-- start of Input records --

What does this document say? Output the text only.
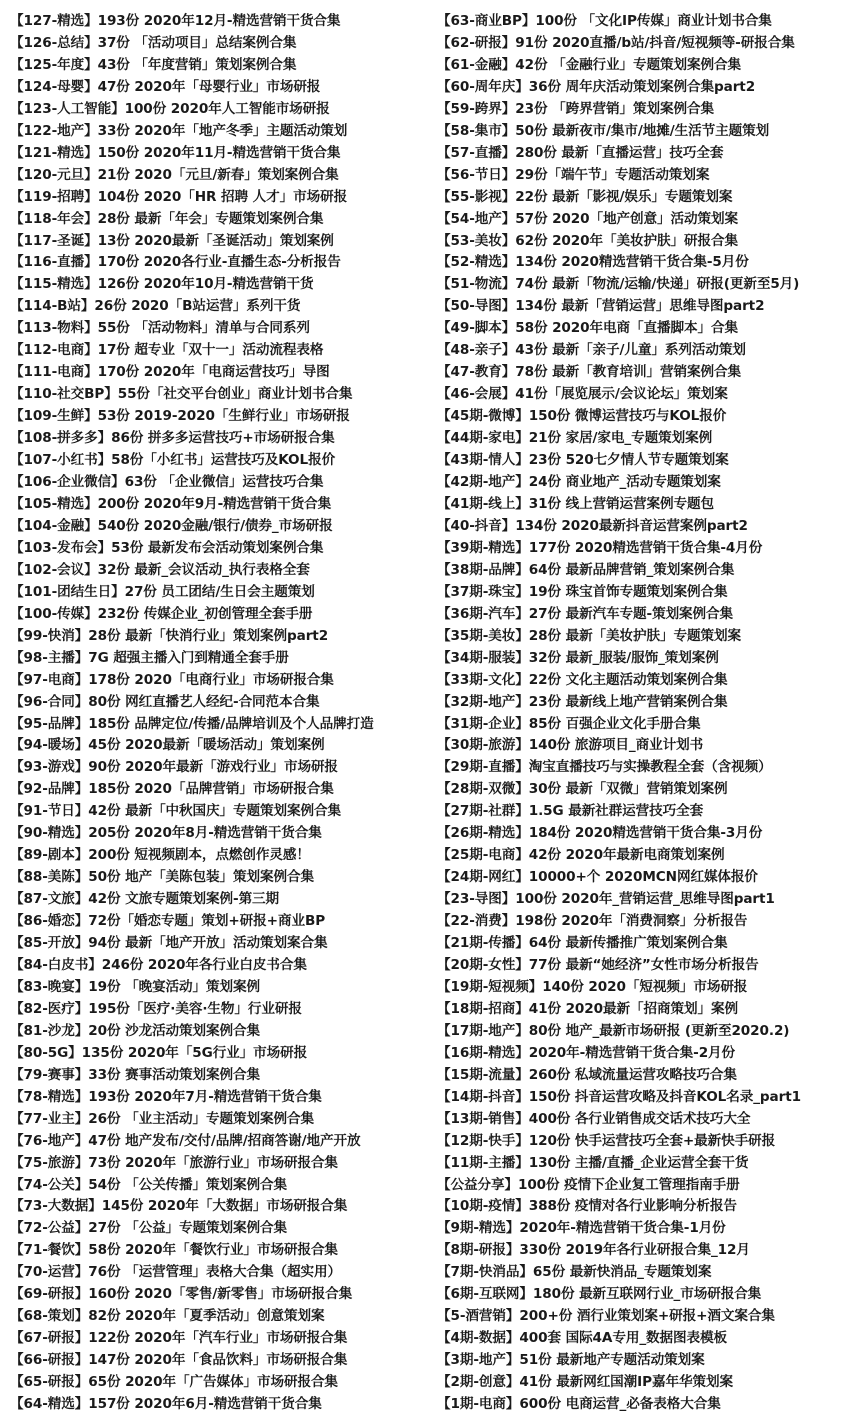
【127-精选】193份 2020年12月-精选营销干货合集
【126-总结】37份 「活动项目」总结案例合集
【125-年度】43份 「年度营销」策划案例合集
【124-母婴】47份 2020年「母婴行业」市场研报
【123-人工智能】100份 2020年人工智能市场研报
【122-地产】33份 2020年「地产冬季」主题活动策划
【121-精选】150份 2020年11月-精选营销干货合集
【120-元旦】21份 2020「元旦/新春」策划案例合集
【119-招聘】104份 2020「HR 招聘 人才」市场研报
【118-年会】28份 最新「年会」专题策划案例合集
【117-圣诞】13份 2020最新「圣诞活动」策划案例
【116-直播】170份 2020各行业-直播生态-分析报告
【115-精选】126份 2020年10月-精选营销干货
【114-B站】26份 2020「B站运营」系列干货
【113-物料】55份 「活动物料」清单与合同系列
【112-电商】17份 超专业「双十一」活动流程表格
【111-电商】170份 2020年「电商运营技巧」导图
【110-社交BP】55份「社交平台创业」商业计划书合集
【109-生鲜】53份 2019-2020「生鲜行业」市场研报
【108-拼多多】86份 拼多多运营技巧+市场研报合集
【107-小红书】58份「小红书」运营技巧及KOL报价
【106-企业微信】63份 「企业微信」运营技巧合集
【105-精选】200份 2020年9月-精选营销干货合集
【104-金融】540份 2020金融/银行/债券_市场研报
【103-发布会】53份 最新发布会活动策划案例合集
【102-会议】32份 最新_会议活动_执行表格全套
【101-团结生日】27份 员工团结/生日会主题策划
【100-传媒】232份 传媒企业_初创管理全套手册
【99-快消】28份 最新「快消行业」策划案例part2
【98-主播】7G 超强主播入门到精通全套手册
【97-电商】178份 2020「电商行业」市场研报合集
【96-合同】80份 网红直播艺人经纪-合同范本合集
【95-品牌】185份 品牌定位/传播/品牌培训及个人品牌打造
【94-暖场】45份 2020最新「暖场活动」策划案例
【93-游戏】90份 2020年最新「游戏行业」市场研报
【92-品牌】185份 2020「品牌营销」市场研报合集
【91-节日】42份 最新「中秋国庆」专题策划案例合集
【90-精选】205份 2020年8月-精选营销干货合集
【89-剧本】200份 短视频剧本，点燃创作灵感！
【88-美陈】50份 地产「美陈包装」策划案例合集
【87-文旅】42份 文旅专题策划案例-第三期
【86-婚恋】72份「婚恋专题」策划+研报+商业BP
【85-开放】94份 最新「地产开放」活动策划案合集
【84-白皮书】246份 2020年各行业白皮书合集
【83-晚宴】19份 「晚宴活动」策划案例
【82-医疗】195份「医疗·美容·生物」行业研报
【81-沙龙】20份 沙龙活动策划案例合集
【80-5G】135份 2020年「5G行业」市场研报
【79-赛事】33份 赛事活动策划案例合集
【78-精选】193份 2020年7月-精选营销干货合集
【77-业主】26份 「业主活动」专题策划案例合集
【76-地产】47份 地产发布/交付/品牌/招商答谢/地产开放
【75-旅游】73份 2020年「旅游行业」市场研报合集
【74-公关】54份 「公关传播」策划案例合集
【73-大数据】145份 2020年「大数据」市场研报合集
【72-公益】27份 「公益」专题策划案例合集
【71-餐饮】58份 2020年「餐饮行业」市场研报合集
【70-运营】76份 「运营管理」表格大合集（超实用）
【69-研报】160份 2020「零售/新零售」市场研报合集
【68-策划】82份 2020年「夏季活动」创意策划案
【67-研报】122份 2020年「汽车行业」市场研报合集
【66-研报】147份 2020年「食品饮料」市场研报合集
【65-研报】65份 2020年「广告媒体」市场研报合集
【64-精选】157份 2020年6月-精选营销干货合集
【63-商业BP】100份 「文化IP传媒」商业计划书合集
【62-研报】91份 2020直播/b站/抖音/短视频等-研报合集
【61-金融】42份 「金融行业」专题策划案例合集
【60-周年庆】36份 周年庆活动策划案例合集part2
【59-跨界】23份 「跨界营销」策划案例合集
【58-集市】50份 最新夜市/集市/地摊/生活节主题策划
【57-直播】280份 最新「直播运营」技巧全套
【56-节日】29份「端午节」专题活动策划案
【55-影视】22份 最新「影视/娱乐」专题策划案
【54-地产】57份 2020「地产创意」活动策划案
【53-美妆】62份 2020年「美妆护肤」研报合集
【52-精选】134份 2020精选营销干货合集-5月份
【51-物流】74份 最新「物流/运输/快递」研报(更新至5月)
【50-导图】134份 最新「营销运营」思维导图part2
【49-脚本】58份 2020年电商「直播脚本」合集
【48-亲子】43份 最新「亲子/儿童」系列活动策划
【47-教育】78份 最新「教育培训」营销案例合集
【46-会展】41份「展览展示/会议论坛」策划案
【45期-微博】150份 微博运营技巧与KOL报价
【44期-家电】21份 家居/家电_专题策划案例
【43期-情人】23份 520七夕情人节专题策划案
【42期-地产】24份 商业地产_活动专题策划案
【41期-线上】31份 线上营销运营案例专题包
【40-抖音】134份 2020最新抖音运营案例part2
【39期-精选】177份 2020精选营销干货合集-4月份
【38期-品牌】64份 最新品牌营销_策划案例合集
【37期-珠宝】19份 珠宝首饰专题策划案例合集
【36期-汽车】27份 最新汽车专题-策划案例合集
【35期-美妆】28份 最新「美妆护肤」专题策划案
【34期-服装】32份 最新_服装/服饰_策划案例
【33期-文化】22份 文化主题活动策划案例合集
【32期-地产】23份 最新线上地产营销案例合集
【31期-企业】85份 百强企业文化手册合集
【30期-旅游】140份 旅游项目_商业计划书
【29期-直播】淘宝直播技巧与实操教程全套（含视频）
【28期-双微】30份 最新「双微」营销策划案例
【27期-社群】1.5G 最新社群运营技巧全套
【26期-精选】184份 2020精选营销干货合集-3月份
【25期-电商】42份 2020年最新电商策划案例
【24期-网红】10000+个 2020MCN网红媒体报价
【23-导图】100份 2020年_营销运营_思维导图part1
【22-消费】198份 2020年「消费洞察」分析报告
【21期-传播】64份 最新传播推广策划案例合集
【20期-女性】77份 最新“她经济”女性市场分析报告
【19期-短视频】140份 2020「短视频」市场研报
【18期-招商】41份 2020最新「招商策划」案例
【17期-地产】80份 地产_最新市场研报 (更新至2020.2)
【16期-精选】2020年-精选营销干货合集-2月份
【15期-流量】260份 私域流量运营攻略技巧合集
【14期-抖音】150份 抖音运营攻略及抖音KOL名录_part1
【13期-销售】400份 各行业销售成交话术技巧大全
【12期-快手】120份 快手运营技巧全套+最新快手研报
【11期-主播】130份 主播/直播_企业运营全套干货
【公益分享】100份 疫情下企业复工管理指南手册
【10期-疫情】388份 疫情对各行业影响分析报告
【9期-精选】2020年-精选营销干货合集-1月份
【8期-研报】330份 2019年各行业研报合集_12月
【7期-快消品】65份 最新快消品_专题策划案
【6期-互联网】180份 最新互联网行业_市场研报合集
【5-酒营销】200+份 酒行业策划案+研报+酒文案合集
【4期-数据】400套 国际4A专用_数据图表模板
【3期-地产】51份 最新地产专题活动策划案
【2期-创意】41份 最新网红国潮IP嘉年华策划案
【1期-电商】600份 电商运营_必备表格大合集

-- end of Input records --

Directions for this task: Your task is to gather every line with the word "地产开放" and copy it.

Answer to the exercise:
【85-开放】94份 最新「地产开放」活动策划案合集
【76-地产】47份 地产发布/交付/品牌/招商答谢/地产开放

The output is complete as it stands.